Extracts from a graphics dataset:
####

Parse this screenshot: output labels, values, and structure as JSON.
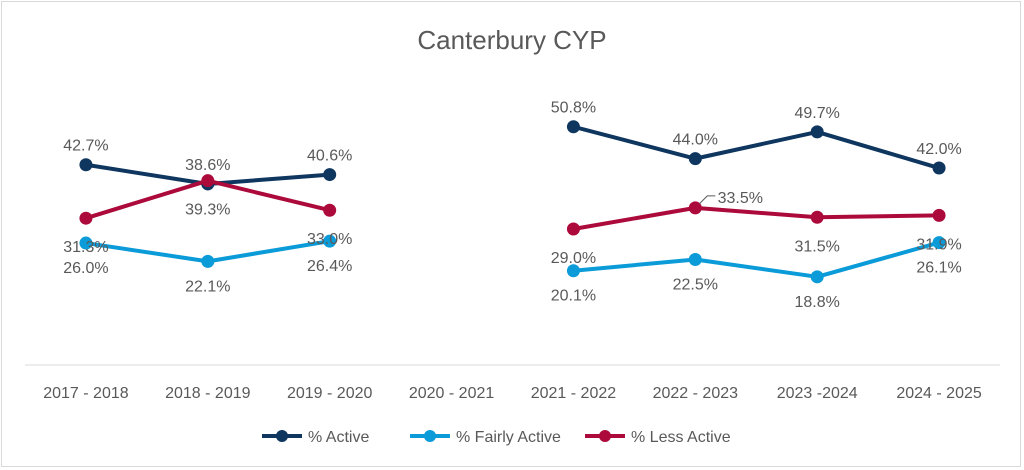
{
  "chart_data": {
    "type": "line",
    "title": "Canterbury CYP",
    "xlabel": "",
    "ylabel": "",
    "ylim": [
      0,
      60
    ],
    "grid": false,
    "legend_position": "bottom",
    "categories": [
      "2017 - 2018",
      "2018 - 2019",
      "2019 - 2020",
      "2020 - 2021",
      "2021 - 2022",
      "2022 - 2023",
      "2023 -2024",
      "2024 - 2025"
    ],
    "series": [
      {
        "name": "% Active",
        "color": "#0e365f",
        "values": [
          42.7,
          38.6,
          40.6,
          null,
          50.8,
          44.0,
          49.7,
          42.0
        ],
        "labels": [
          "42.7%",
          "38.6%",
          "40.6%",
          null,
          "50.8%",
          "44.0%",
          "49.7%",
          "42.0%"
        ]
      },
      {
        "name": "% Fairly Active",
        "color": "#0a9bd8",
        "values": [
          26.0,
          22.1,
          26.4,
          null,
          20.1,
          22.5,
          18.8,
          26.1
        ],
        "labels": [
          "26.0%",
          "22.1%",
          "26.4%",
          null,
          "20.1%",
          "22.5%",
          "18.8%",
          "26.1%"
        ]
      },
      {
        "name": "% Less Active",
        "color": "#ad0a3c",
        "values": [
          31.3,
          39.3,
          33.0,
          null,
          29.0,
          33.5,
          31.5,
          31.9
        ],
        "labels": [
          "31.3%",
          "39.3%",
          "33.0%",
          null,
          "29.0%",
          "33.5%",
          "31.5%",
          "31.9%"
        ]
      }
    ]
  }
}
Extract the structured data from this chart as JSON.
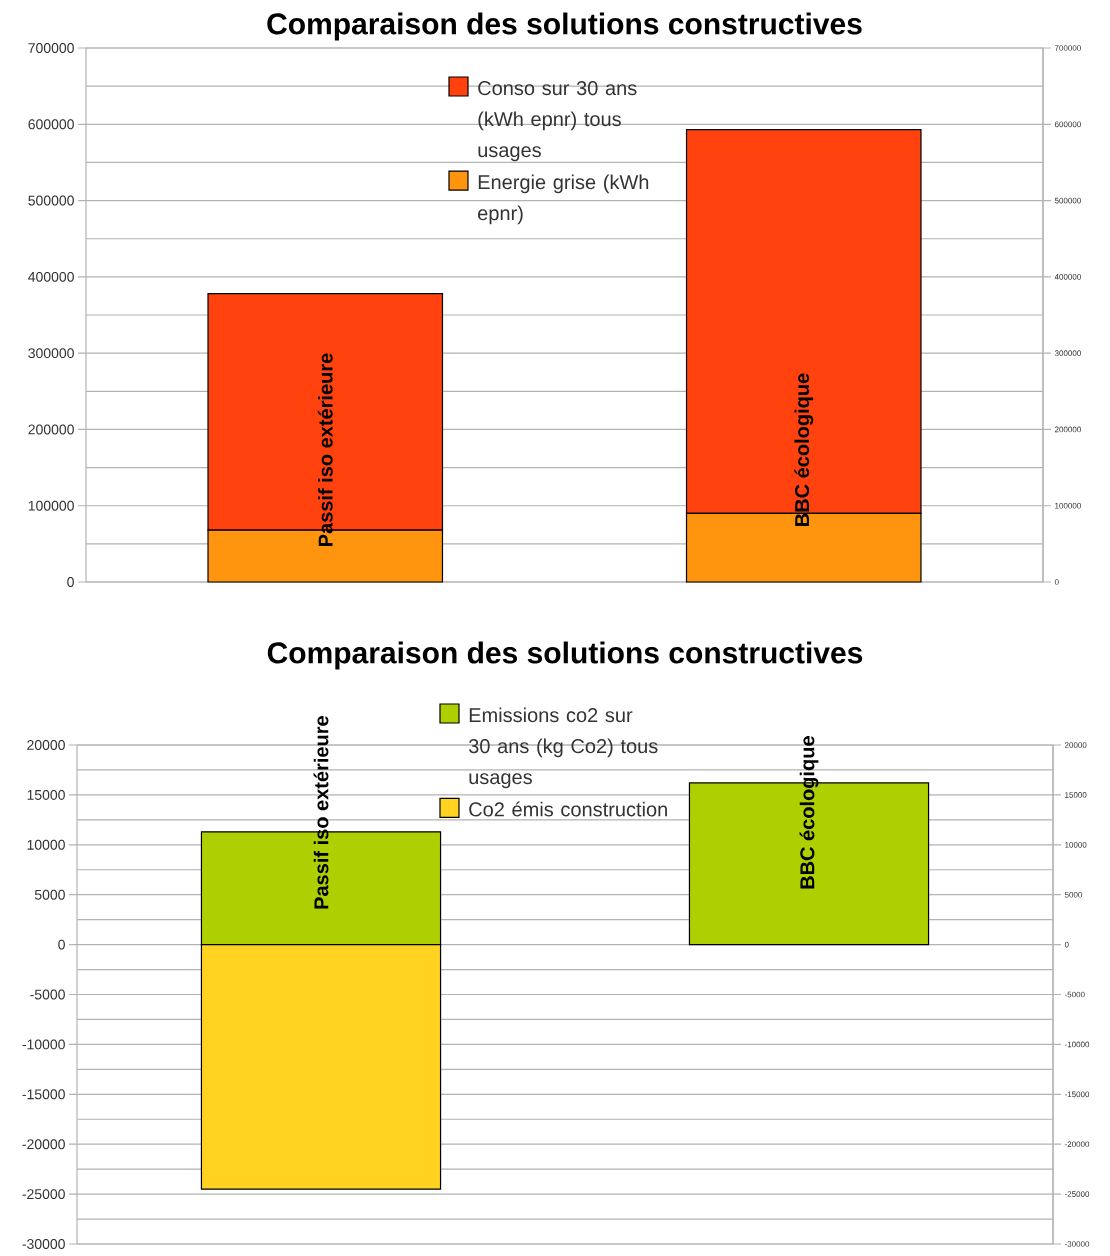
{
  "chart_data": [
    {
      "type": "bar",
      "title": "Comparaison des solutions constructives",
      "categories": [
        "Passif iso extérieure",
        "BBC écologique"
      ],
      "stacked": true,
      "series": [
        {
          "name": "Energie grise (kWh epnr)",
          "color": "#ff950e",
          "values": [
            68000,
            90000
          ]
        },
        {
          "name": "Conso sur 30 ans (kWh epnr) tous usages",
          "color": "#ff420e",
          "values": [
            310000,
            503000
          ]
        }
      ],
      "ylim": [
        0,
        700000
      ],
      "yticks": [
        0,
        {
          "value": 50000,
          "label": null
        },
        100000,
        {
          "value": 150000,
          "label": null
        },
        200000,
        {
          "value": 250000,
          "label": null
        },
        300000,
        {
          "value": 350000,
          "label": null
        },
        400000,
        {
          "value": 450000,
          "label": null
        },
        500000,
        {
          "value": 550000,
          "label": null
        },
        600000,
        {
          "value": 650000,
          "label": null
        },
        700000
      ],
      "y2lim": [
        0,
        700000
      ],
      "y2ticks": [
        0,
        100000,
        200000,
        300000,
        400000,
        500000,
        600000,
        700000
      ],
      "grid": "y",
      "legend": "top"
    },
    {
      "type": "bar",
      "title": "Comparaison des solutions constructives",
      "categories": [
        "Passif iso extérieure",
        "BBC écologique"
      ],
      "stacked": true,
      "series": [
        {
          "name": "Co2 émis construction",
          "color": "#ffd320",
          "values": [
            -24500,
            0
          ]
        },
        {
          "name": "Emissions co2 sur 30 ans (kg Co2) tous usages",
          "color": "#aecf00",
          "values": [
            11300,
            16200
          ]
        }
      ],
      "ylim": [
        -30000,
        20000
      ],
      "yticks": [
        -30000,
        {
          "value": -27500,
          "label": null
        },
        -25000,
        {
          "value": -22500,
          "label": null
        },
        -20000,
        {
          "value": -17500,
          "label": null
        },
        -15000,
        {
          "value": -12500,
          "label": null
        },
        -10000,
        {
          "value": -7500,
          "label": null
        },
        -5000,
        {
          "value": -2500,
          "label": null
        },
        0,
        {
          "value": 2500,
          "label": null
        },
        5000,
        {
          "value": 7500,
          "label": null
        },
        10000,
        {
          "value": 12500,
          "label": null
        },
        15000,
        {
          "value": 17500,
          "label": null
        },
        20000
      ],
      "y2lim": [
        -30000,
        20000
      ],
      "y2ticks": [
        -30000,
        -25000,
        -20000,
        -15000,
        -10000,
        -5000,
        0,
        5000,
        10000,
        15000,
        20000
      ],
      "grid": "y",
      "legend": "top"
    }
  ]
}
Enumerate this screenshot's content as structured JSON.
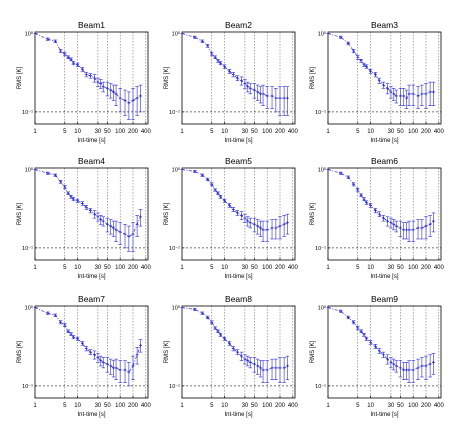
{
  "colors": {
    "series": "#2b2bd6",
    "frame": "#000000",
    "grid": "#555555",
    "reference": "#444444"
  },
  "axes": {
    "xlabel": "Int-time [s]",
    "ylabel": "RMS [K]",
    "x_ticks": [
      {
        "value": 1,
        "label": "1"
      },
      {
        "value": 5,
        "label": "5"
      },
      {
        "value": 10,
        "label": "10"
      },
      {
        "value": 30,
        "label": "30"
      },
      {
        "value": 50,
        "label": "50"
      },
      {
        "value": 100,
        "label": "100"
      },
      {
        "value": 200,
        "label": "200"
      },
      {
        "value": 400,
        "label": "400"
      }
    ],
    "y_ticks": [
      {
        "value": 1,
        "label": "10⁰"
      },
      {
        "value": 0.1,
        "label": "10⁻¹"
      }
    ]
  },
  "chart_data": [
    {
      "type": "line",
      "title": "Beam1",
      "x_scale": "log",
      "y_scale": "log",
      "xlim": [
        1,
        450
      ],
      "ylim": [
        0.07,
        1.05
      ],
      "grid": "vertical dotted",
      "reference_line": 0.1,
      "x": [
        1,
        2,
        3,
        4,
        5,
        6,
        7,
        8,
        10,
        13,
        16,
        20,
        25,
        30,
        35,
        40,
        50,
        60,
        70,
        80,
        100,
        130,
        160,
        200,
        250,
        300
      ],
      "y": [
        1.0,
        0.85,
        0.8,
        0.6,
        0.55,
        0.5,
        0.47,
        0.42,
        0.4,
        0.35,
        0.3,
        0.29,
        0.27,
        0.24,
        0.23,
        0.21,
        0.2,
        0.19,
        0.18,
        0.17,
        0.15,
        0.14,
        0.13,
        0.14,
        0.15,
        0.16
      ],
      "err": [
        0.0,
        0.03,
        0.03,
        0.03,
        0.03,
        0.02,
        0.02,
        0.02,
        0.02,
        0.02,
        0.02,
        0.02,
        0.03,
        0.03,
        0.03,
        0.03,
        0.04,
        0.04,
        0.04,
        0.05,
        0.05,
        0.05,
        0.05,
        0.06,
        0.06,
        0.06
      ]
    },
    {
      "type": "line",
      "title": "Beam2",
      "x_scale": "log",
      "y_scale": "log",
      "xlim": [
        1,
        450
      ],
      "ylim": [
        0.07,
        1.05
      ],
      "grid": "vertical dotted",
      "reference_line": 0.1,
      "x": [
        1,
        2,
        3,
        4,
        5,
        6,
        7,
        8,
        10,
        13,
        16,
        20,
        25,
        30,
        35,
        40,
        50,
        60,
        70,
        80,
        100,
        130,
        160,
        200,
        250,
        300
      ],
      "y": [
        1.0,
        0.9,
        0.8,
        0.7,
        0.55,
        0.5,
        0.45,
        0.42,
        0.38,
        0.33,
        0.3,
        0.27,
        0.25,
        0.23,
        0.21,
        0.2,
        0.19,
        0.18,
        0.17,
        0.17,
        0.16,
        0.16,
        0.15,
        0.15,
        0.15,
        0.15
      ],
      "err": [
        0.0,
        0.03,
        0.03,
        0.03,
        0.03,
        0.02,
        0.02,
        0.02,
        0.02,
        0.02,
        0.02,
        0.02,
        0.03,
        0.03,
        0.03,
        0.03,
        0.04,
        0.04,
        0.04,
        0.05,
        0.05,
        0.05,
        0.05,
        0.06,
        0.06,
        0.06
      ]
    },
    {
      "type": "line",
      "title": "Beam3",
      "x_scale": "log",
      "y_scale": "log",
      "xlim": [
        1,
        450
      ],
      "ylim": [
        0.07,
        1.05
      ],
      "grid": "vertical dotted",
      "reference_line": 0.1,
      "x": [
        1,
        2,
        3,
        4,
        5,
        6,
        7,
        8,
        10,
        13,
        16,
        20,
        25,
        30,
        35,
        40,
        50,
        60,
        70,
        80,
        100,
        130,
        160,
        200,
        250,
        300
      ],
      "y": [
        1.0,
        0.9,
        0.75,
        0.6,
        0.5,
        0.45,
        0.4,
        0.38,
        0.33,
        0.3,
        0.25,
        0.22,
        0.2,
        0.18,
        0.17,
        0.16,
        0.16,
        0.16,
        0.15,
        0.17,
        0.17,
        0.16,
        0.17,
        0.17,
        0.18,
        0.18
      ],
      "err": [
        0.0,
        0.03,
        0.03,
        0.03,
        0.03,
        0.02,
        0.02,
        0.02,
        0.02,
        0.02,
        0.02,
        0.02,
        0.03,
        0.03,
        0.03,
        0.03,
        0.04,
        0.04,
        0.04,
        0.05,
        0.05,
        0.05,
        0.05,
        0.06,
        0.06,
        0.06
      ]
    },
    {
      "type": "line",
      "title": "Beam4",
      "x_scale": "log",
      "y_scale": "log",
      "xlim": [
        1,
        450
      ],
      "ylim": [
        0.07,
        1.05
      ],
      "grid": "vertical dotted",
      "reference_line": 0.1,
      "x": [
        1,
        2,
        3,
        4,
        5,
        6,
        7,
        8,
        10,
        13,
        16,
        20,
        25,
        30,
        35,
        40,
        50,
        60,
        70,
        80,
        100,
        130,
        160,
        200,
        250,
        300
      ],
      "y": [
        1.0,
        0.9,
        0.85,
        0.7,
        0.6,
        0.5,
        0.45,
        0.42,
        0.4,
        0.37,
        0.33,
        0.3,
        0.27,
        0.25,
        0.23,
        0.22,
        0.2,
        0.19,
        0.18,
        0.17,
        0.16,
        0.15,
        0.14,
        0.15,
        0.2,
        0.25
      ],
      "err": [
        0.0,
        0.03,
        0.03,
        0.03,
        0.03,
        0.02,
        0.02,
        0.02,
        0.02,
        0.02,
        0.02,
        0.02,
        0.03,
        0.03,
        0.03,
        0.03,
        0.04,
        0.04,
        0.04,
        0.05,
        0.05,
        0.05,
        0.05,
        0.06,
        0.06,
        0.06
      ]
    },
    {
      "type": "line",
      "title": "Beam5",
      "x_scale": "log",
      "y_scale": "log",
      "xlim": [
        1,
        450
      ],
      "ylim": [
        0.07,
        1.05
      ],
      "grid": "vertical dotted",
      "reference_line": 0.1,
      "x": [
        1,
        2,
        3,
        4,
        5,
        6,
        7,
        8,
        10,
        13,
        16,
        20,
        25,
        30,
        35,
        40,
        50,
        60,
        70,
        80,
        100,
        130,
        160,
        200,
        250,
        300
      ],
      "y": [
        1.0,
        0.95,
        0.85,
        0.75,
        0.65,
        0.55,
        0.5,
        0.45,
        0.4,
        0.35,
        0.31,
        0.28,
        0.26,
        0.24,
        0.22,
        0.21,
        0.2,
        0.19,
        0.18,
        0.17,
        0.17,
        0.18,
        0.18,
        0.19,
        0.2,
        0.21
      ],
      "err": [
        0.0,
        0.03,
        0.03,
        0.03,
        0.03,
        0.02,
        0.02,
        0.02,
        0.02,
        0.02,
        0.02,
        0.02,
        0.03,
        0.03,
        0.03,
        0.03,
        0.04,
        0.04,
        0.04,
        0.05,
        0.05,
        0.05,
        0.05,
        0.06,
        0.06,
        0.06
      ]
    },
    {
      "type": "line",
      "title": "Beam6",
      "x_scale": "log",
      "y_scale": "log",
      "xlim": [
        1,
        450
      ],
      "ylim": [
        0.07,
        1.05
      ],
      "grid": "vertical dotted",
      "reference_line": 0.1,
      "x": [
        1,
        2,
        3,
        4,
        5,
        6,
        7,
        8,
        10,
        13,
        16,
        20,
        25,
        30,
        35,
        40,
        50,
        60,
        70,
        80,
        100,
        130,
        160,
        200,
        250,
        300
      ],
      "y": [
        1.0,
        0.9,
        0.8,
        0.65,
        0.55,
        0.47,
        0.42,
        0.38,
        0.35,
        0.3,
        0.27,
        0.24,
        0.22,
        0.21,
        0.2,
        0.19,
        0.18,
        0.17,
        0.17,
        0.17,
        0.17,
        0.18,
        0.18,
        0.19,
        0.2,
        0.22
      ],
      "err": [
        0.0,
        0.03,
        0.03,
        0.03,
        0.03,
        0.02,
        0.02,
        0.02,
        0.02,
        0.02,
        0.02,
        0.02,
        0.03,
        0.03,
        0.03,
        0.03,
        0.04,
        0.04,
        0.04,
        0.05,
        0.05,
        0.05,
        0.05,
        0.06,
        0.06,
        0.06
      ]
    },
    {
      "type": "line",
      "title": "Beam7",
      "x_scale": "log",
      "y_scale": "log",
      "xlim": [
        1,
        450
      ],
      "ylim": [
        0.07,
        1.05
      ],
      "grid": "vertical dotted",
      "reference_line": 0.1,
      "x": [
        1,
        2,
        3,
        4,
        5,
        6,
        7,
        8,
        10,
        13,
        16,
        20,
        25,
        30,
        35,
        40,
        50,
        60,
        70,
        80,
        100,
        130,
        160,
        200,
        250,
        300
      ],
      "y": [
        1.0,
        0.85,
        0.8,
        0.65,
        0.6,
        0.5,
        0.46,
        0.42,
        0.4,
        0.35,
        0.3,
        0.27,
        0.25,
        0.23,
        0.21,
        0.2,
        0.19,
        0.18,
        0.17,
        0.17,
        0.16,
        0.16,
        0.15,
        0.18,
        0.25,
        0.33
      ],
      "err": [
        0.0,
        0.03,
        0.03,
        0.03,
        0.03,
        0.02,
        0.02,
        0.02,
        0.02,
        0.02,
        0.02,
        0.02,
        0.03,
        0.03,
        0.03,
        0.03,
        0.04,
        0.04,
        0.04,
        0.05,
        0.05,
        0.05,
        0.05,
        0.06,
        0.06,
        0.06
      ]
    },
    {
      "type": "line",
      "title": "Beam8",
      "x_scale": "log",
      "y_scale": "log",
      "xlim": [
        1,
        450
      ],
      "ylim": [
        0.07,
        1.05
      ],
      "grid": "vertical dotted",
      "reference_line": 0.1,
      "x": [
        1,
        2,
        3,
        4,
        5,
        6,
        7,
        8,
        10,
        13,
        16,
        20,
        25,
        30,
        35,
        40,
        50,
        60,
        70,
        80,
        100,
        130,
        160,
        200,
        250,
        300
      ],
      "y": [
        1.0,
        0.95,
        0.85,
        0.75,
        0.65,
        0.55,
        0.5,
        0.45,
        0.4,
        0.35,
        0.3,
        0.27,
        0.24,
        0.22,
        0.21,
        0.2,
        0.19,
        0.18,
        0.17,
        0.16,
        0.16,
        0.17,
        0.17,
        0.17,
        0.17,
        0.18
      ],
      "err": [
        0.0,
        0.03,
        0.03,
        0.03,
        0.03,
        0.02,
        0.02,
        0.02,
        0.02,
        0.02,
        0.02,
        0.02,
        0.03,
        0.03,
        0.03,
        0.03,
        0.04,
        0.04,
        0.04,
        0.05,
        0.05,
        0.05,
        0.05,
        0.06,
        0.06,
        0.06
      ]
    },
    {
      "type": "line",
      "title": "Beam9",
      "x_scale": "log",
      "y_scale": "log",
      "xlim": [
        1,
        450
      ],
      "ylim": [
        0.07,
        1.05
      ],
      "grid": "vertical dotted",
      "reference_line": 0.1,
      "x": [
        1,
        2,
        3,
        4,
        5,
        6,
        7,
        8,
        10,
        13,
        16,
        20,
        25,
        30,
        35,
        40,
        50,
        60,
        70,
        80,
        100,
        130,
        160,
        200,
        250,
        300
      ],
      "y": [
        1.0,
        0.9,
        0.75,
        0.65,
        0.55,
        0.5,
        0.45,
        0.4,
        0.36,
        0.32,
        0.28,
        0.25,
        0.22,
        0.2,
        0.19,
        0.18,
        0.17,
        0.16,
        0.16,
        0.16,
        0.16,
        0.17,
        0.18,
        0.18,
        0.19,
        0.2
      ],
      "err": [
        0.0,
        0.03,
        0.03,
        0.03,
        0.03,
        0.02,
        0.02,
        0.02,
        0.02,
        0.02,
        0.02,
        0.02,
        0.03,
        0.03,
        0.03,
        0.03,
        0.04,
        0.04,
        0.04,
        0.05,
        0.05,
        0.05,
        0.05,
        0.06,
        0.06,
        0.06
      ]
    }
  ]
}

####

Search the entries for the word "tous" and pick out every line that holds it.

          "name": "Conso sur 30 ans (kWh epnr) tous usages",
          "name": "Emissions co2 sur 30 ans (kg Co2) tous usages",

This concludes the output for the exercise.